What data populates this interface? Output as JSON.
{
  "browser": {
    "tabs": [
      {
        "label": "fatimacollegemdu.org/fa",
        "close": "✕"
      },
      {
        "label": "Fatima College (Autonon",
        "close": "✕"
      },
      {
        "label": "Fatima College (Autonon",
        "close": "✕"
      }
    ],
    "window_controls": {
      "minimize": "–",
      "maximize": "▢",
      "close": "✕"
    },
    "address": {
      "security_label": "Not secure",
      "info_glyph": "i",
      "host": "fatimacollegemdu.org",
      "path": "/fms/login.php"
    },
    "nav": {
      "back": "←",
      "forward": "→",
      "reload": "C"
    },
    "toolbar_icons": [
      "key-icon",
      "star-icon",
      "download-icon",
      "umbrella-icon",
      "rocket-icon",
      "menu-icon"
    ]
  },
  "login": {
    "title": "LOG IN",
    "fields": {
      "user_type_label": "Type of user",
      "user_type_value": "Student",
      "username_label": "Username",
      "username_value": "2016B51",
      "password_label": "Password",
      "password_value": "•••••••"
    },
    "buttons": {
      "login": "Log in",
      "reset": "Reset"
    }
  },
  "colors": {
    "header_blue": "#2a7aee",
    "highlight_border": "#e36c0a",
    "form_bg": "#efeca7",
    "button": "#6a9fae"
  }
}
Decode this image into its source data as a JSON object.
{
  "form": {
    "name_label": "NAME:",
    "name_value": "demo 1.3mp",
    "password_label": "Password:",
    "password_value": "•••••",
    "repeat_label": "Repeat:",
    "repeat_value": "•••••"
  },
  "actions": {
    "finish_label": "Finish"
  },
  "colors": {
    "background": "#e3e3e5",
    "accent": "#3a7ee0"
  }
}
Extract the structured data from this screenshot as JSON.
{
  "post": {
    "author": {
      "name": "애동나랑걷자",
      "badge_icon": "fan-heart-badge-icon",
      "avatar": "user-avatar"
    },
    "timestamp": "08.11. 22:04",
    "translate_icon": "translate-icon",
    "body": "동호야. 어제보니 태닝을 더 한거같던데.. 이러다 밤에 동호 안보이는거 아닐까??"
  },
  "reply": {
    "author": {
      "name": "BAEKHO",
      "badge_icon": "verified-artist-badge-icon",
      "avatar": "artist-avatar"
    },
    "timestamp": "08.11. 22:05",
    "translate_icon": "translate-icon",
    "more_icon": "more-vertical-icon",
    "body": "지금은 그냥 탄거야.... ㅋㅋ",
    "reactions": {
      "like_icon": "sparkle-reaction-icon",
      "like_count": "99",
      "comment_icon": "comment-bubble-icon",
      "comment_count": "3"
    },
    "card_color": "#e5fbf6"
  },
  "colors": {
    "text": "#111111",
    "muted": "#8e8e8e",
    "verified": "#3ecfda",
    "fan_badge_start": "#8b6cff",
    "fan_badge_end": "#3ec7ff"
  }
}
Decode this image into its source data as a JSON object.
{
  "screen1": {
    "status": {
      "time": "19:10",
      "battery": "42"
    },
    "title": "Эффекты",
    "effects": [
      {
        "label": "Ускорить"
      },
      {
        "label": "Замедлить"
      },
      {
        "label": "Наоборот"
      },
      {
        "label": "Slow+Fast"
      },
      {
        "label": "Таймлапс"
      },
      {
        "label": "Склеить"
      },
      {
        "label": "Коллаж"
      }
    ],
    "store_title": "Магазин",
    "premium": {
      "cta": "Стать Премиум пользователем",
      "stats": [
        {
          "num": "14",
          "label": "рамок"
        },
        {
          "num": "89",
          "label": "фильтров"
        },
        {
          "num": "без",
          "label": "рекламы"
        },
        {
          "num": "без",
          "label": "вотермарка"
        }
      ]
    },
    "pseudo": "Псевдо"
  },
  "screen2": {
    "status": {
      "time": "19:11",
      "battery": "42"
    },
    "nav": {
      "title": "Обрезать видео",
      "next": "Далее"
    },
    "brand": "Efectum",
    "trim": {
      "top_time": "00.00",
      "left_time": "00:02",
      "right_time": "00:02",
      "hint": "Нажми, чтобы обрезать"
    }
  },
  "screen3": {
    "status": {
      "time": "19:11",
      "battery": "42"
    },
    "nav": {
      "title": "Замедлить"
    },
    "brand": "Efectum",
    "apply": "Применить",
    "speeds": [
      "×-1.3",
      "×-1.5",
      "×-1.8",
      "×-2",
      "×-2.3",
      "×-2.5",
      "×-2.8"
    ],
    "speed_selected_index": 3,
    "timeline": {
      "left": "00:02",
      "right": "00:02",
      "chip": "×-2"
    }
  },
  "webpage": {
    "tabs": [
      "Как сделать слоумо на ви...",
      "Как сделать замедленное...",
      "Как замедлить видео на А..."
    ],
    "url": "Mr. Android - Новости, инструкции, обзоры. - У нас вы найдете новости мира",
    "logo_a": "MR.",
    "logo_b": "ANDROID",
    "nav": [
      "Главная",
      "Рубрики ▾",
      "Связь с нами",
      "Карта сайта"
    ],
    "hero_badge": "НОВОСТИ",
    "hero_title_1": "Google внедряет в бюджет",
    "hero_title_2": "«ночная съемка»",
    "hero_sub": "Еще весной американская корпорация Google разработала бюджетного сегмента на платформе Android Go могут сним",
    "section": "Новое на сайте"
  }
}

※

Exercise instructions:
Copy each record from above without leaving any out.

Written answer:
What data populates this interface? Output as JSON.
{
  "browser": {
    "tabs": [
      {
        "label": "fatimacollegemdu.org/fa",
        "close": "✕"
      },
      {
        "label": "Fatima College (Autonon",
        "close": "✕"
      },
      {
        "label": "Fatima College (Autonon",
        "close": "✕"
      }
    ],
    "window_controls": {
      "minimize": "–",
      "maximize": "▢",
      "close": "✕"
    },
    "address": {
      "security_label": "Not secure",
      "info_glyph": "i",
      "host": "fatimacollegemdu.org",
      "path": "/fms/login.php"
    },
    "nav": {
      "back": "←",
      "forward": "→",
      "reload": "C"
    },
    "toolbar_icons": [
      "key-icon",
      "star-icon",
      "download-icon",
      "umbrella-icon",
      "rocket-icon",
      "menu-icon"
    ]
  },
  "login": {
    "title": "LOG IN",
    "fields": {
      "user_type_label": "Type of user",
      "user_type_value": "Student",
      "username_label": "Username",
      "username_value": "2016B51",
      "password_label": "Password",
      "password_value": "•••••••"
    },
    "buttons": {
      "login": "Log in",
      "reset": "Reset"
    }
  },
  "colors": {
    "header_blue": "#2a7aee",
    "highlight_border": "#e36c0a",
    "form_bg": "#efeca7",
    "button": "#6a9fae"
  }
}
Decode this image into its source data as a JSON object.
{
  "form": {
    "name_label": "NAME:",
    "name_value": "demo 1.3mp",
    "password_label": "Password:",
    "password_value": "•••••",
    "repeat_label": "Repeat:",
    "repeat_value": "•••••"
  },
  "actions": {
    "finish_label": "Finish"
  },
  "colors": {
    "background": "#e3e3e5",
    "accent": "#3a7ee0"
  }
}
Extract the structured data from this screenshot as JSON.
{
  "post": {
    "author": {
      "name": "애동나랑걷자",
      "badge_icon": "fan-heart-badge-icon",
      "avatar": "user-avatar"
    },
    "timestamp": "08.11. 22:04",
    "translate_icon": "translate-icon",
    "body": "동호야. 어제보니 태닝을 더 한거같던데.. 이러다 밤에 동호 안보이는거 아닐까??"
  },
  "reply": {
    "author": {
      "name": "BAEKHO",
      "badge_icon": "verified-artist-badge-icon",
      "avatar": "artist-avatar"
    },
    "timestamp": "08.11. 22:05",
    "translate_icon": "translate-icon",
    "more_icon": "more-vertical-icon",
    "body": "지금은 그냥 탄거야.... ㅋㅋ",
    "reactions": {
      "like_icon": "sparkle-reaction-icon",
      "like_count": "99",
      "comment_icon": "comment-bubble-icon",
      "comment_count": "3"
    },
    "card_color": "#e5fbf6"
  },
  "colors": {
    "text": "#111111",
    "muted": "#8e8e8e",
    "verified": "#3ecfda",
    "fan_badge_start": "#8b6cff",
    "fan_badge_end": "#3ec7ff"
  }
}
Decode this image into its source data as a JSON object.
{
  "screen1": {
    "status": {
      "time": "19:10",
      "battery": "42"
    },
    "title": "Эффекты",
    "effects": [
      {
        "label": "Ускорить"
      },
      {
        "label": "Замедлить"
      },
      {
        "label": "Наоборот"
      },
      {
        "label": "Slow+Fast"
      },
      {
        "label": "Таймлапс"
      },
      {
        "label": "Склеить"
      },
      {
        "label": "Коллаж"
      }
    ],
    "store_title": "Магазин",
    "premium": {
      "cta": "Стать Премиум пользователем",
      "stats": [
        {
          "num": "14",
          "label": "рамок"
        },
        {
          "num": "89",
          "label": "фильтров"
        },
        {
          "num": "без",
          "label": "рекламы"
        },
        {
          "num": "без",
          "label": "вотермарка"
        }
      ]
    },
    "pseudo": "Псевдо"
  },
  "screen2": {
    "status": {
      "time": "19:11",
      "battery": "42"
    },
    "nav": {
      "title": "Обрезать видео",
      "next": "Далее"
    },
    "brand": "Efectum",
    "trim": {
      "top_time": "00.00",
      "left_time": "00:02",
      "right_time": "00:02",
      "hint": "Нажми, чтобы обрезать"
    }
  },
  "screen3": {
    "status": {
      "time": "19:11",
      "battery": "42"
    },
    "nav": {
      "title": "Замедлить"
    },
    "brand": "Efectum",
    "apply": "Применить",
    "speeds": [
      "×-1.3",
      "×-1.5",
      "×-1.8",
      "×-2",
      "×-2.3",
      "×-2.5",
      "×-2.8"
    ],
    "speed_selected_index": 3,
    "timeline": {
      "left": "00:02",
      "right": "00:02",
      "chip": "×-2"
    }
  },
  "webpage": {
    "tabs": [
      "Как сделать слоумо на ви...",
      "Как сделать замедленное...",
      "Как замедлить видео на А..."
    ],
    "url": "Mr. Android - Новости, инструкции, обзоры. - У нас вы найдете новости мира",
    "logo_a": "MR.",
    "logo_b": "ANDROID",
    "nav": [
      "Главная",
      "Рубрики ▾",
      "Связь с нами",
      "Карта сайта"
    ],
    "hero_badge": "НОВОСТИ",
    "hero_title_1": "Google внедряет в бюджет",
    "hero_title_2": "«ночная съемка»",
    "hero_sub": "Еще весной американская корпорация Google разработала бюджетного сегмента на платформе Android Go могут сним",
    "section": "Новое на сайте"
  }
}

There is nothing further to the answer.